▸ **EXERCISE**
Every line below is to be quoted exactly, with nothing added or dropped.
-.-.-
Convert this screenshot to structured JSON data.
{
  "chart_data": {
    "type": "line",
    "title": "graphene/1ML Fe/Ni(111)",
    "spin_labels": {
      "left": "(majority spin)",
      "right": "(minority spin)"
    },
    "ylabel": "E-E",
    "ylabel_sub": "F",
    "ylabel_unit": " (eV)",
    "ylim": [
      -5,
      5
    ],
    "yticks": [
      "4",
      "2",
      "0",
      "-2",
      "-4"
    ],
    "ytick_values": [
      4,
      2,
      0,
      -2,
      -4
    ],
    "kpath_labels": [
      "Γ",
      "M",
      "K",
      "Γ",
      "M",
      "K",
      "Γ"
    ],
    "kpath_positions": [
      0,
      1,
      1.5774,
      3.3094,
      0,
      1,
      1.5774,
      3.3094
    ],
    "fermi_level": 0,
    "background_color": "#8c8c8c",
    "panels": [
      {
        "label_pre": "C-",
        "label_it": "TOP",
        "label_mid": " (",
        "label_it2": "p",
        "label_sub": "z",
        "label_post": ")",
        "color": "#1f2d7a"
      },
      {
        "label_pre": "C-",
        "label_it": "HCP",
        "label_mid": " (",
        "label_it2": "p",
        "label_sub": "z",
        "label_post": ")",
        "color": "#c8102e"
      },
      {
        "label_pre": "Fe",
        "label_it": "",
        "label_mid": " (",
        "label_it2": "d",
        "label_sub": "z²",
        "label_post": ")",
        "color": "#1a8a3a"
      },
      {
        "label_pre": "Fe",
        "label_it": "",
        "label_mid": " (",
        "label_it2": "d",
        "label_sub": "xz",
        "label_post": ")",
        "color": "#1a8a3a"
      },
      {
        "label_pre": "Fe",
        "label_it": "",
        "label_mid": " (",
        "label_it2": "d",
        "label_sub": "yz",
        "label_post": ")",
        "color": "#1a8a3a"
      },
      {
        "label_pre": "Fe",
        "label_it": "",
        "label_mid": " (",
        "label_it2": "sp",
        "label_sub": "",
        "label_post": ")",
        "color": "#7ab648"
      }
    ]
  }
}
-.-.-
▸ **ANSWER**
Convert this screenshot to structured JSON data.
{
  "chart_data": {
    "type": "line",
    "title": "graphene/1ML Fe/Ni(111)",
    "spin_labels": {
      "left": "(majority spin)",
      "right": "(minority spin)"
    },
    "ylabel": "E-E",
    "ylabel_sub": "F",
    "ylabel_unit": " (eV)",
    "ylim": [
      -5,
      5
    ],
    "yticks": [
      "4",
      "2",
      "0",
      "-2",
      "-4"
    ],
    "ytick_values": [
      4,
      2,
      0,
      -2,
      -4
    ],
    "kpath_labels": [
      "Γ",
      "M",
      "K",
      "Γ",
      "M",
      "K",
      "Γ"
    ],
    "kpath_positions": [
      0,
      1,
      1.5774,
      3.3094,
      0,
      1,
      1.5774,
      3.3094
    ],
    "fermi_level": 0,
    "background_color": "#8c8c8c",
    "panels": [
      {
        "label_pre": "C-",
        "label_it": "TOP",
        "label_mid": " (",
        "label_it2": "p",
        "label_sub": "z",
        "label_post": ")",
        "color": "#1f2d7a"
      },
      {
        "label_pre": "C-",
        "label_it": "HCP",
        "label_mid": " (",
        "label_it2": "p",
        "label_sub": "z",
        "label_post": ")",
        "color": "#c8102e"
      },
      {
        "label_pre": "Fe",
        "label_it": "",
        "label_mid": " (",
        "label_it2": "d",
        "label_sub": "z²",
        "label_post": ")",
        "color": "#1a8a3a"
      },
      {
        "label_pre": "Fe",
        "label_it": "",
        "label_mid": " (",
        "label_it2": "d",
        "label_sub": "xz",
        "label_post": ")",
        "color": "#1a8a3a"
      },
      {
        "label_pre": "Fe",
        "label_it": "",
        "label_mid": " (",
        "label_it2": "d",
        "label_sub": "yz",
        "label_post": ")",
        "color": "#1a8a3a"
      },
      {
        "label_pre": "Fe",
        "label_it": "",
        "label_mid": " (",
        "label_it2": "sp",
        "label_sub": "",
        "label_post": ")",
        "color": "#7ab648"
      }
    ]
  }
}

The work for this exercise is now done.